Only the pictures are to be left out; set down the rest of the records exactly.

━━━ Task data ━━━

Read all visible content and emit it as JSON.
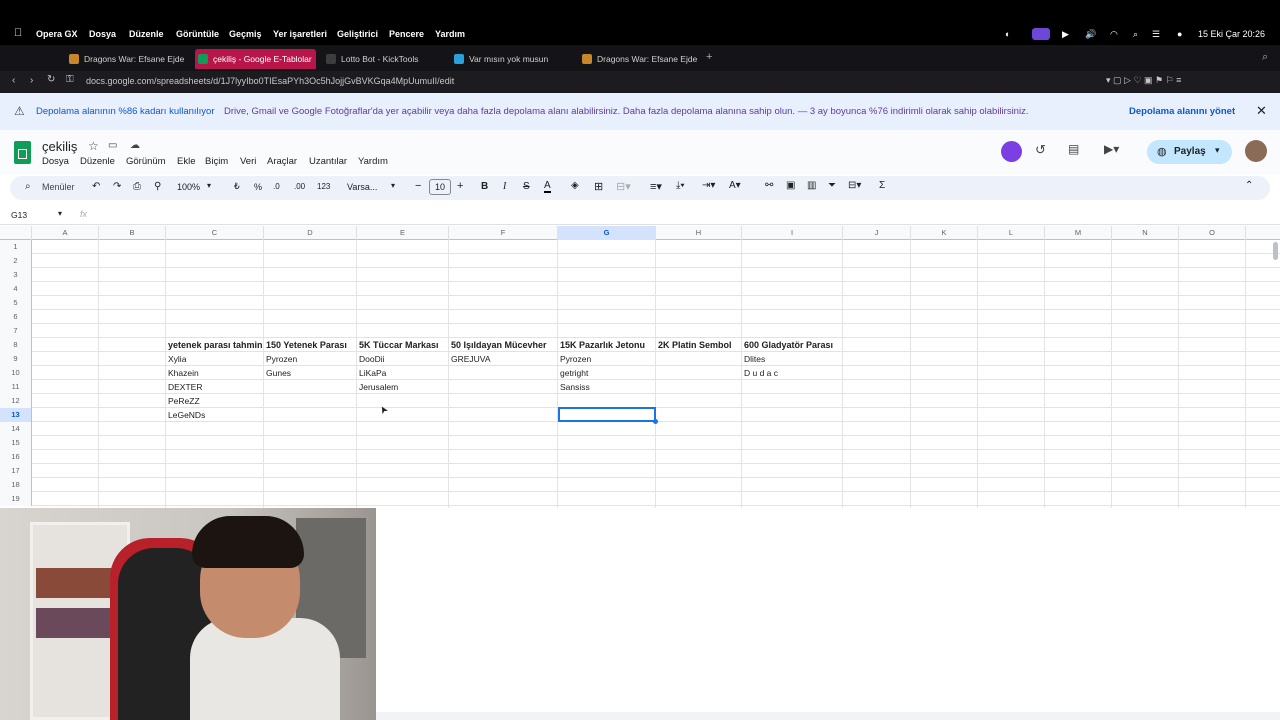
{
  "macbar": {
    "app": "Opera GX",
    "menus": [
      "Dosya",
      "Düzenle",
      "Görüntüle",
      "Geçmiş",
      "Yer işaretleri",
      "Geliştirici",
      "Pencere",
      "Yardım"
    ],
    "clock": "15 Eki Çar 20:26"
  },
  "tabs": [
    {
      "label": "Dragons War: Efsane Ejde",
      "active": false
    },
    {
      "label": "çekiliş - Google E-Tablolar",
      "active": true
    },
    {
      "label": "Lotto Bot - KickTools",
      "active": false
    },
    {
      "label": "Var mısın yok musun",
      "active": false
    },
    {
      "label": "Dragons War: Efsane Ejde",
      "active": false
    }
  ],
  "url": "docs.google.com/spreadsheets/d/1J7lyyIbo0TIEsaPYh3Oc5hJojjGvBVKGqa4MpUumuII/edit",
  "banner": {
    "title": "Depolama alanının %86 kadarı kullanılıyor",
    "text": "Drive, Gmail ve Google Fotoğraflar'da yer açabilir veya daha fazla depolama alanı alabilirsiniz. Daha fazla depolama alanına sahip olun. — 3 ay boyunca %76 indirimli olarak sahip olabilirsiniz.",
    "manage": "Depolama alanını yönet"
  },
  "doc": {
    "title": "çekiliş",
    "menus": [
      "Dosya",
      "Düzenle",
      "Görünüm",
      "Ekle",
      "Biçim",
      "Veri",
      "Araçlar",
      "Uzantılar",
      "Yardım"
    ],
    "share": "Paylaş"
  },
  "toolbar": {
    "search": "Menüler",
    "zoom": "100%",
    "percent": "%",
    "dec_less": ".0",
    "dec_more": ".00",
    "numfmt": "123",
    "font": "Varsa...",
    "fontsize": "10"
  },
  "namebox": "G13",
  "columns": [
    "A",
    "B",
    "C",
    "D",
    "E",
    "F",
    "G",
    "H",
    "I",
    "J",
    "K",
    "L",
    "M",
    "N",
    "O"
  ],
  "rows": [
    "1",
    "2",
    "3",
    "4",
    "5",
    "6",
    "7",
    "8",
    "9",
    "10",
    "11",
    "12",
    "13",
    "14",
    "15",
    "16",
    "17",
    "18",
    "19"
  ],
  "sheet": {
    "headers": {
      "C": "yetenek parası tahmin",
      "D": "150 Yetenek Parası",
      "E": "5K Tüccar Markası",
      "F": "50 Işıldayan Mücevher",
      "G": "15K Pazarlık Jetonu",
      "H": "2K Platin Sembol",
      "I": "600 Gladyatör Parası"
    },
    "C": [
      "Xylia",
      "Khazein",
      "DEXTER",
      "PeReZZ",
      "LeGeNDs"
    ],
    "D": [
      "Pyrozen",
      "Gunes"
    ],
    "E": [
      "DooDii",
      "LiKaPa",
      "Jerusalem"
    ],
    "F": [
      "GREJUVA"
    ],
    "G": [
      "Pyrozen",
      "getright",
      "Sansiss"
    ],
    "I": [
      "Dlites",
      "D u d a c"
    ]
  },
  "colors": {
    "accent": "#1a73e8",
    "tab_active": "#b8164a",
    "banner": "#e8f0fe"
  }
}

━━━

▶ Result of this exercise
Read all visible content and emit it as JSON.
{
  "macbar": {
    "app": "Opera GX",
    "menus": [
      "Dosya",
      "Düzenle",
      "Görüntüle",
      "Geçmiş",
      "Yer işaretleri",
      "Geliştirici",
      "Pencere",
      "Yardım"
    ],
    "clock": "15 Eki Çar 20:26"
  },
  "tabs": [
    {
      "label": "Dragons War: Efsane Ejde",
      "active": false
    },
    {
      "label": "çekiliş - Google E-Tablolar",
      "active": true
    },
    {
      "label": "Lotto Bot - KickTools",
      "active": false
    },
    {
      "label": "Var mısın yok musun",
      "active": false
    },
    {
      "label": "Dragons War: Efsane Ejde",
      "active": false
    }
  ],
  "url": "docs.google.com/spreadsheets/d/1J7lyyIbo0TIEsaPYh3Oc5hJojjGvBVKGqa4MpUumuII/edit",
  "banner": {
    "title": "Depolama alanının %86 kadarı kullanılıyor",
    "text": "Drive, Gmail ve Google Fotoğraflar'da yer açabilir veya daha fazla depolama alanı alabilirsiniz. Daha fazla depolama alanına sahip olun. — 3 ay boyunca %76 indirimli olarak sahip olabilirsiniz.",
    "manage": "Depolama alanını yönet"
  },
  "doc": {
    "title": "çekiliş",
    "menus": [
      "Dosya",
      "Düzenle",
      "Görünüm",
      "Ekle",
      "Biçim",
      "Veri",
      "Araçlar",
      "Uzantılar",
      "Yardım"
    ],
    "share": "Paylaş"
  },
  "toolbar": {
    "search": "Menüler",
    "zoom": "100%",
    "percent": "%",
    "dec_less": ".0",
    "dec_more": ".00",
    "numfmt": "123",
    "font": "Varsa...",
    "fontsize": "10"
  },
  "namebox": "G13",
  "columns": [
    "A",
    "B",
    "C",
    "D",
    "E",
    "F",
    "G",
    "H",
    "I",
    "J",
    "K",
    "L",
    "M",
    "N",
    "O"
  ],
  "rows": [
    "1",
    "2",
    "3",
    "4",
    "5",
    "6",
    "7",
    "8",
    "9",
    "10",
    "11",
    "12",
    "13",
    "14",
    "15",
    "16",
    "17",
    "18",
    "19"
  ],
  "sheet": {
    "headers": {
      "C": "yetenek parası tahmin",
      "D": "150 Yetenek Parası",
      "E": "5K Tüccar Markası",
      "F": "50 Işıldayan Mücevher",
      "G": "15K Pazarlık Jetonu",
      "H": "2K Platin Sembol",
      "I": "600 Gladyatör Parası"
    },
    "C": [
      "Xylia",
      "Khazein",
      "DEXTER",
      "PeReZZ",
      "LeGeNDs"
    ],
    "D": [
      "Pyrozen",
      "Gunes"
    ],
    "E": [
      "DooDii",
      "LiKaPa",
      "Jerusalem"
    ],
    "F": [
      "GREJUVA"
    ],
    "G": [
      "Pyrozen",
      "getright",
      "Sansiss"
    ],
    "I": [
      "Dlites",
      "D u d a c"
    ]
  },
  "colors": {
    "accent": "#1a73e8",
    "tab_active": "#b8164a",
    "banner": "#e8f0fe"
  }
}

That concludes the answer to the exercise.